**EXERCISE DESCRIPTION**
Please copy all the lines that follow, word for word.

**ENTRIES SHOWN**
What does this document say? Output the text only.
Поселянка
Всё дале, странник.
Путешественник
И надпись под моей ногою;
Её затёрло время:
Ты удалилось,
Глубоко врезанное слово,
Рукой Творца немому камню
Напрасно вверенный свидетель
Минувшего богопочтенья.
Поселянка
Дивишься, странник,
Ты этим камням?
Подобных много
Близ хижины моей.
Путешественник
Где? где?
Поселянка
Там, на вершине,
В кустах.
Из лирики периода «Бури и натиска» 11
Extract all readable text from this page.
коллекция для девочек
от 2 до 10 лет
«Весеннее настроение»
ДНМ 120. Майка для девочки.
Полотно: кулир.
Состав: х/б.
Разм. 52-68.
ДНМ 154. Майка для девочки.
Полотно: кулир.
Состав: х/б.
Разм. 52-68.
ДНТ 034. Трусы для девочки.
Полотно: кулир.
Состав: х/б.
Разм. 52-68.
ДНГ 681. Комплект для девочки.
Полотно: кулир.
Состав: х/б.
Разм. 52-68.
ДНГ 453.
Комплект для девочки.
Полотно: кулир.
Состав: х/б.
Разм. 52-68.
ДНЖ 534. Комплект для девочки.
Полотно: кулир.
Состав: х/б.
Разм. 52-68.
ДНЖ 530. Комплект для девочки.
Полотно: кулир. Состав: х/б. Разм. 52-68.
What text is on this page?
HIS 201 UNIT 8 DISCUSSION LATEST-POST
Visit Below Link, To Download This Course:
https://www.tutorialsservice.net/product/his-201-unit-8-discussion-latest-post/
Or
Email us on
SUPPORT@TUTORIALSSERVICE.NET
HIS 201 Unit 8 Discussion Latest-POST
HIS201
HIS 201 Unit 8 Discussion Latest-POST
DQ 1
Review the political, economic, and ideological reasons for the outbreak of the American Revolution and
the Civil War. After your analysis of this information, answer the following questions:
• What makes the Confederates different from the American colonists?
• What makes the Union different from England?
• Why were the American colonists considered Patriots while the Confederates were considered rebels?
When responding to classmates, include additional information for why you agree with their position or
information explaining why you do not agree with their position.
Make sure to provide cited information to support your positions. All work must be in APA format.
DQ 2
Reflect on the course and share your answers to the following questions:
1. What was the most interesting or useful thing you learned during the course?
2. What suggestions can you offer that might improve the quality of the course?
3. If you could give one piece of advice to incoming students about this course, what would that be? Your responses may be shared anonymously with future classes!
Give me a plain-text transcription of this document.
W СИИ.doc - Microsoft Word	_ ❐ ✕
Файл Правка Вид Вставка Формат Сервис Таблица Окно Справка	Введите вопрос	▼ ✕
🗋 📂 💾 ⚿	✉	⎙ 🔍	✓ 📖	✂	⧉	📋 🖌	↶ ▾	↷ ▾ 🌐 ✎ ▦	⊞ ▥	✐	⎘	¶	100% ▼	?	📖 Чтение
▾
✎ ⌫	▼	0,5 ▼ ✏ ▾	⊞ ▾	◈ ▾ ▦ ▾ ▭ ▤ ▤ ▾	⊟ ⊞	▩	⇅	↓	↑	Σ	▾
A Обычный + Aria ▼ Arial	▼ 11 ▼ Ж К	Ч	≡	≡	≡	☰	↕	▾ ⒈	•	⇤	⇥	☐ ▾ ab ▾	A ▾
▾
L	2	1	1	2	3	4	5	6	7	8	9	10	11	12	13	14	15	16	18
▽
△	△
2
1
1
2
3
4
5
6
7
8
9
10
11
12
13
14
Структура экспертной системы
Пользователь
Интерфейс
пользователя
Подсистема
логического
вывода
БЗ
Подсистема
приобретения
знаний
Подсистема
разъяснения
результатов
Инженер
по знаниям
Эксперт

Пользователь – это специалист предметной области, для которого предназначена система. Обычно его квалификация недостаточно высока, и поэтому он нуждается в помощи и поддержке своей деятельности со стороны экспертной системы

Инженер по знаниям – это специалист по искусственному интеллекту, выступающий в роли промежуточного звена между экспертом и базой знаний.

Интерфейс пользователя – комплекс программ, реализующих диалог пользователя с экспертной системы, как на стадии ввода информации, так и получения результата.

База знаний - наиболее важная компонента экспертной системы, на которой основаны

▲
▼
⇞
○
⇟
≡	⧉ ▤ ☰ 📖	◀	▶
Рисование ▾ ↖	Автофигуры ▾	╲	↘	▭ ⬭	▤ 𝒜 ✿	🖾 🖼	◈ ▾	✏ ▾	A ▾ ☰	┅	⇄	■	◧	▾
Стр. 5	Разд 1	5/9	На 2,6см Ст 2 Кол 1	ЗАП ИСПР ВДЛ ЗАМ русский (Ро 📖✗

**TASK OUTPUT**
What does this document say? Output the text only.
Поселянка
Всё дале, странник.
Путешественник
И надпись под моей ногою;
Её затёрло время:
Ты удалилось,
Глубоко врезанное слово,
Рукой Творца немому камню
Напрасно вверенный свидетель
Минувшего богопочтенья.
Поселянка
Дивишься, странник,
Ты этим камням?
Подобных много
Близ хижины моей.
Путешественник
Где? где?
Поселянка
Там, на вершине,
В кустах.
Из лирики периода «Бури и натиска» 11
Extract all readable text from this page.
коллекция для девочек
от 2 до 10 лет
«Весеннее настроение»
ДНМ 120. Майка для девочки.
Полотно: кулир.
Состав: х/б.
Разм. 52-68.
ДНМ 154. Майка для девочки.
Полотно: кулир.
Состав: х/б.
Разм. 52-68.
ДНТ 034. Трусы для девочки.
Полотно: кулир.
Состав: х/б.
Разм. 52-68.
ДНГ 681. Комплект для девочки.
Полотно: кулир.
Состав: х/б.
Разм. 52-68.
ДНГ 453.
Комплект для девочки.
Полотно: кулир.
Состав: х/б.
Разм. 52-68.
ДНЖ 534. Комплект для девочки.
Полотно: кулир.
Состав: х/б.
Разм. 52-68.
ДНЖ 530. Комплект для девочки.
Полотно: кулир. Состав: х/б. Разм. 52-68.
What text is on this page?
HIS 201 UNIT 8 DISCUSSION LATEST-POST
Visit Below Link, To Download This Course:
https://www.tutorialsservice.net/product/his-201-unit-8-discussion-latest-post/
Or
Email us on
SUPPORT@TUTORIALSSERVICE.NET
HIS 201 Unit 8 Discussion Latest-POST
HIS201
HIS 201 Unit 8 Discussion Latest-POST
DQ 1
Review the political, economic, and ideological reasons for the outbreak of the American Revolution and
the Civil War. After your analysis of this information, answer the following questions:
• What makes the Confederates different from the American colonists?
• What makes the Union different from England?
• Why were the American colonists considered Patriots while the Confederates were considered rebels?
When responding to classmates, include additional information for why you agree with their position or
information explaining why you do not agree with their position.
Make sure to provide cited information to support your positions. All work must be in APA format.
DQ 2
Reflect on the course and share your answers to the following questions:
1. What was the most interesting or useful thing you learned during the course?
2. What suggestions can you offer that might improve the quality of the course?
3. If you could give one piece of advice to incoming students about this course, what would that be? Your responses may be shared anonymously with future classes!
Give me a plain-text transcription of this document.
W СИИ.doc - Microsoft Word	_ ❐ ✕
Файл Правка Вид Вставка Формат Сервис Таблица Окно Справка	Введите вопрос	▼ ✕
🗋 📂 💾 ⚿	✉	⎙ 🔍	✓ 📖	✂	⧉	📋 🖌	↶ ▾	↷ ▾ 🌐 ✎ ▦	⊞ ▥	✐	⎘	¶	100% ▼	?	📖 Чтение
▾
✎ ⌫	▼	0,5 ▼ ✏ ▾	⊞ ▾	◈ ▾ ▦ ▾ ▭ ▤ ▤ ▾	⊟ ⊞	▩	⇅	↓	↑	Σ	▾
A Обычный + Aria ▼ Arial	▼ 11 ▼ Ж К	Ч	≡	≡	≡	☰	↕	▾ ⒈	•	⇤	⇥	☐ ▾ ab ▾	A ▾
▾
L	2	1	1	2	3	4	5	6	7	8	9	10	11	12	13	14	15	16	18
▽
△	△
2
1
1
2
3
4
5
6
7
8
9
10
11
12
13
14
Структура экспертной системы
Пользователь
Интерфейс
пользователя
Подсистема
логического
вывода
БЗ
Подсистема
приобретения
знаний
Подсистема
разъяснения
результатов
Инженер
по знаниям
Эксперт

Пользователь – это специалист предметной области, для которого предназначена система. Обычно его квалификация недостаточно высока, и поэтому он нуждается в помощи и поддержке своей деятельности со стороны экспертной системы

Инженер по знаниям – это специалист по искусственному интеллекту, выступающий в роли промежуточного звена между экспертом и базой знаний.

Интерфейс пользователя – комплекс программ, реализующих диалог пользователя с экспертной системы, как на стадии ввода информации, так и получения результата.

База знаний - наиболее важная компонента экспертной системы, на которой основаны

▲
▼
⇞
○
⇟
≡	⧉ ▤ ☰ 📖	◀	▶
Рисование ▾ ↖	Автофигуры ▾	╲	↘	▭ ⬭	▤ 𝒜 ✿	🖾 🖼	◈ ▾	✏ ▾	A ▾ ☰	┅	⇄	■	◧	▾
Стр. 5	Разд 1	5/9	На 2,6см Ст 2 Кол 1	ЗАП ИСПР ВДЛ ЗАМ русский (Ро 📖✗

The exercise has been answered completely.